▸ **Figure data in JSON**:

◆ ◆ ◆ ◆ ◆

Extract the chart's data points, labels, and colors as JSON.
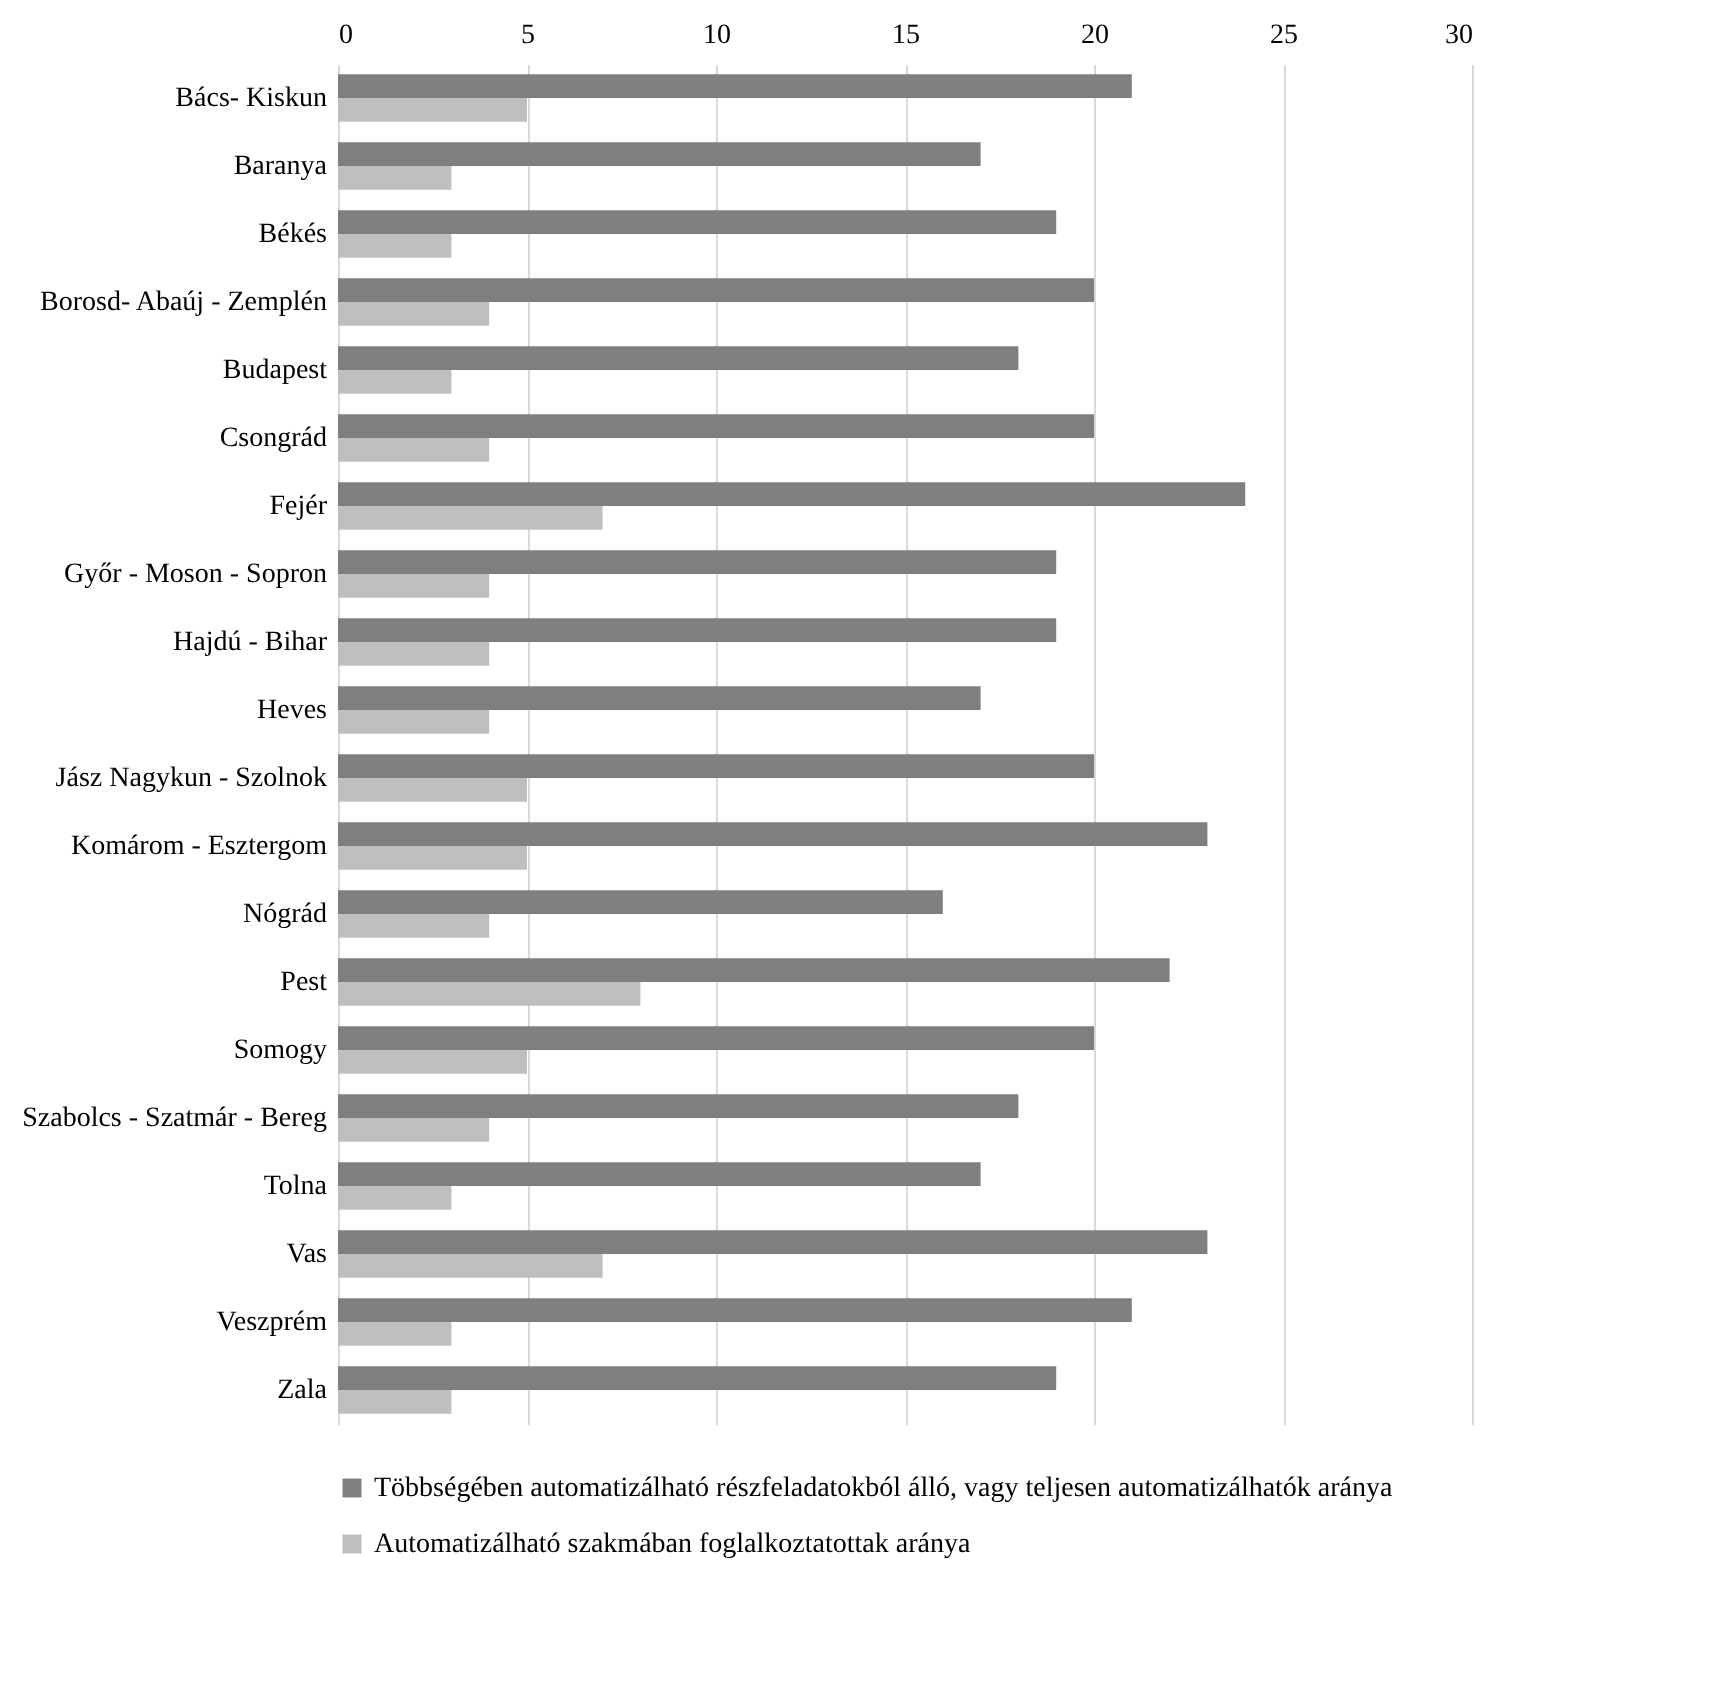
{
  "chart_data": {
    "type": "bar",
    "orientation": "horizontal",
    "categories": [
      "Bács- Kiskun",
      "Baranya",
      "Békés",
      "Borosd- Abaúj - Zemplén",
      "Budapest",
      "Csongrád",
      "Fejér",
      "Győr - Moson - Sopron",
      "Hajdú - Bihar",
      "Heves",
      "Jász Nagykun - Szolnok",
      "Komárom - Esztergom",
      "Nógrád",
      "Pest",
      "Somogy",
      "Szabolcs - Szatmár - Bereg",
      "Tolna",
      "Vas",
      "Veszprém",
      "Zala"
    ],
    "series": [
      {
        "name": "Többségében automatizálható részfeladatokból álló, vagy teljesen automatizálhatók aránya",
        "color": "#7f7f7f",
        "values": [
          21,
          17,
          19,
          20,
          18,
          20,
          24,
          19,
          19,
          17,
          20,
          23,
          16,
          22,
          20,
          18,
          17,
          23,
          21,
          19
        ]
      },
      {
        "name": "Automatizálható szakmában foglalkoztatottak aránya",
        "color": "#bfbfbf",
        "values": [
          5,
          3,
          3,
          4,
          3,
          4,
          7,
          4,
          4,
          4,
          5,
          5,
          4,
          8,
          5,
          4,
          3,
          7,
          3,
          3
        ]
      }
    ],
    "xlim": [
      0,
      30
    ],
    "xticks": [
      0,
      5,
      10,
      15,
      20,
      25,
      30
    ],
    "grid": "x",
    "legend": "bottom"
  }
}
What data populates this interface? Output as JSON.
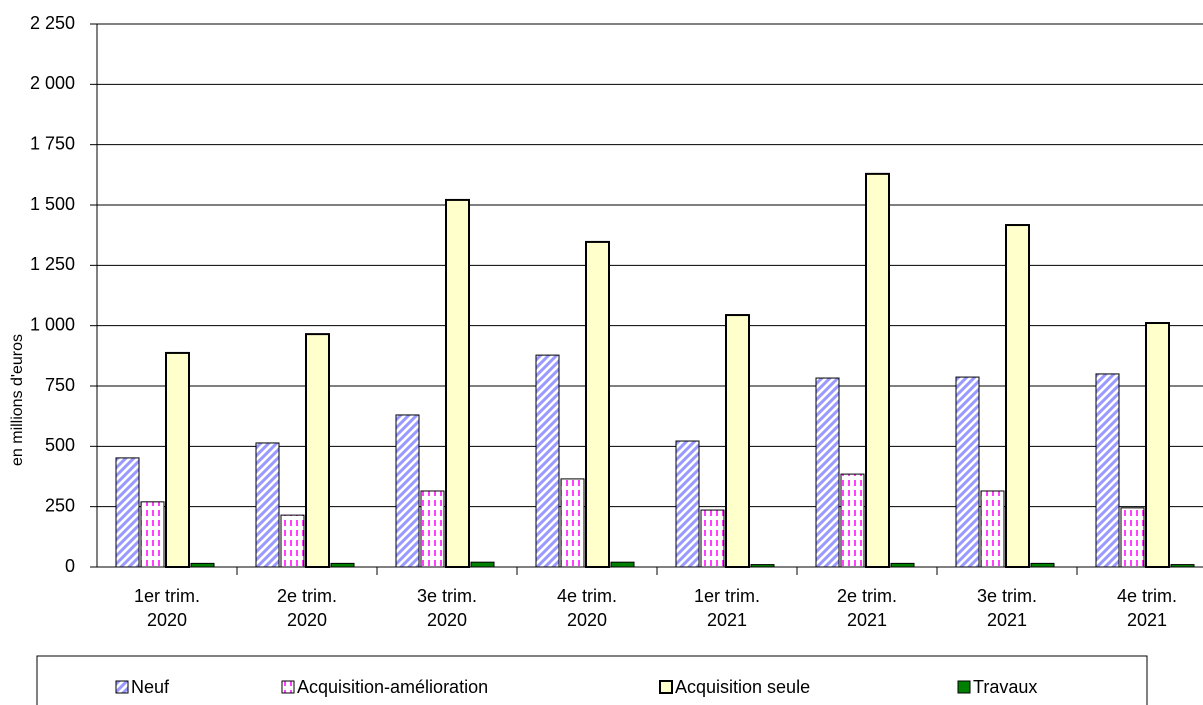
{
  "chart_data": {
    "type": "bar",
    "y_label": "en millions d'euros",
    "categories": [
      "1er trim.\n2020",
      "2e trim.\n2020",
      "3e trim.\n2020",
      "4e trim.\n2020",
      "1er trim.\n2021",
      "2e trim.\n2021",
      "3e trim.\n2021",
      "4e trim.\n2021"
    ],
    "series": [
      {
        "name": "Neuf",
        "color": "#9999ff",
        "pattern": "hatch",
        "values": [
          452,
          514,
          630,
          878,
          522,
          783,
          787,
          800
        ]
      },
      {
        "name": "Acquisition-amélioration",
        "color": "#ff00ff",
        "pattern": "dash",
        "values": [
          270,
          215,
          315,
          365,
          236,
          385,
          315,
          245
        ]
      },
      {
        "name": "Acquisition seule",
        "color": "#ffffcc",
        "values": [
          887,
          965,
          1521,
          1347,
          1044,
          1629,
          1417,
          1011
        ]
      },
      {
        "name": "Travaux",
        "color": "#008000",
        "values": [
          15,
          15,
          20,
          20,
          10,
          15,
          15,
          10
        ]
      }
    ],
    "ylim": [
      0,
      2250
    ],
    "yticks": [
      0,
      250,
      500,
      750,
      {
        "value": 1000,
        "label": "1 000"
      },
      {
        "value": 1250,
        "label": "1 250"
      },
      {
        "value": 1500,
        "label": "1 500"
      },
      {
        "value": 1750,
        "label": "1 750"
      },
      {
        "value": 2000,
        "label": "2 000"
      },
      {
        "value": 2250,
        "label": "2 250"
      }
    ],
    "grid": true,
    "legend": "bottom"
  }
}
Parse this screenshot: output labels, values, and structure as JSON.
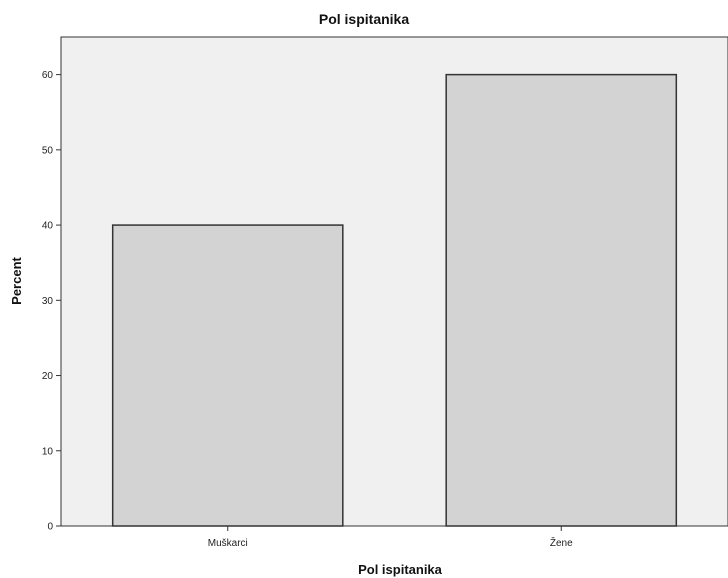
{
  "chart_data": {
    "type": "bar",
    "title": "Pol ispitanika",
    "xlabel": "Pol ispitanika",
    "ylabel": "Percent",
    "categories": [
      "Muškarci",
      "Žene"
    ],
    "values": [
      40,
      60
    ],
    "ylim": [
      0,
      65
    ],
    "yticks": [
      0,
      10,
      20,
      30,
      40,
      50,
      60
    ],
    "grid": false,
    "plot_background": "#f0f0f0",
    "bar_color": "#d3d3d3",
    "bar_edge_color": "#333333"
  }
}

◆ ◆ ◆ ◆ ◆

▸ **Stated task**: Output an exact copy of the material, with the pictures removed.

▸ **Full response**:
Extract the chart's data points, labels, and colors as JSON.
{
  "chart_data": {
    "type": "bar",
    "orientation": "horizontal",
    "categories": [
      "Bács- Kiskun",
      "Baranya",
      "Békés",
      "Borosd- Abaúj - Zemplén",
      "Budapest",
      "Csongrád",
      "Fejér",
      "Győr - Moson - Sopron",
      "Hajdú - Bihar",
      "Heves",
      "Jász Nagykun - Szolnok",
      "Komárom - Esztergom",
      "Nógrád",
      "Pest",
      "Somogy",
      "Szabolcs - Szatmár - Bereg",
      "Tolna",
      "Vas",
      "Veszprém",
      "Zala"
    ],
    "series": [
      {
        "name": "Többségében automatizálható részfeladatokból álló, vagy teljesen automatizálhatók aránya",
        "color": "#7f7f7f",
        "values": [
          21,
          17,
          19,
          20,
          18,
          20,
          24,
          19,
          19,
          17,
          20,
          23,
          16,
          22,
          20,
          18,
          17,
          23,
          21,
          19
        ]
      },
      {
        "name": "Automatizálható szakmában foglalkoztatottak aránya",
        "color": "#bfbfbf",
        "values": [
          5,
          3,
          3,
          4,
          3,
          4,
          7,
          4,
          4,
          4,
          5,
          5,
          4,
          8,
          5,
          4,
          3,
          7,
          3,
          3
        ]
      }
    ],
    "xlim": [
      0,
      30
    ],
    "xticks": [
      0,
      5,
      10,
      15,
      20,
      25,
      30
    ],
    "grid": "x",
    "legend": "bottom"
  }
}
What data populates this interface? Output as JSON.
{
  "chart_data": {
    "type": "bar",
    "y_label": "en millions d'euros",
    "categories": [
      "1er trim.\n2020",
      "2e trim.\n2020",
      "3e trim.\n2020",
      "4e trim.\n2020",
      "1er trim.\n2021",
      "2e trim.\n2021",
      "3e trim.\n2021",
      "4e trim.\n2021"
    ],
    "series": [
      {
        "name": "Neuf",
        "color": "#9999ff",
        "pattern": "hatch",
        "values": [
          452,
          514,
          630,
          878,
          522,
          783,
          787,
          800
        ]
      },
      {
        "name": "Acquisition-amélioration",
        "color": "#ff00ff",
        "pattern": "dash",
        "values": [
          270,
          215,
          315,
          365,
          236,
          385,
          315,
          245
        ]
      },
      {
        "name": "Acquisition seule",
        "color": "#ffffcc",
        "values": [
          887,
          965,
          1521,
          1347,
          1044,
          1629,
          1417,
          1011
        ]
      },
      {
        "name": "Travaux",
        "color": "#008000",
        "values": [
          15,
          15,
          20,
          20,
          10,
          15,
          15,
          10
        ]
      }
    ],
    "ylim": [
      0,
      2250
    ],
    "yticks": [
      0,
      250,
      500,
      750,
      {
        "value": 1000,
        "label": "1 000"
      },
      {
        "value": 1250,
        "label": "1 250"
      },
      {
        "value": 1500,
        "label": "1 500"
      },
      {
        "value": 1750,
        "label": "1 750"
      },
      {
        "value": 2000,
        "label": "2 000"
      },
      {
        "value": 2250,
        "label": "2 250"
      }
    ],
    "grid": true,
    "legend": "bottom"
  }
}
Parse this screenshot: output labels, values, and structure as JSON.
{
  "chart_data": {
    "type": "bar",
    "title": "Pol ispitanika",
    "xlabel": "Pol ispitanika",
    "ylabel": "Percent",
    "categories": [
      "Muškarci",
      "Žene"
    ],
    "values": [
      40,
      60
    ],
    "ylim": [
      0,
      65
    ],
    "yticks": [
      0,
      10,
      20,
      30,
      40,
      50,
      60
    ],
    "grid": false,
    "plot_background": "#f0f0f0",
    "bar_color": "#d3d3d3",
    "bar_edge_color": "#333333"
  }
}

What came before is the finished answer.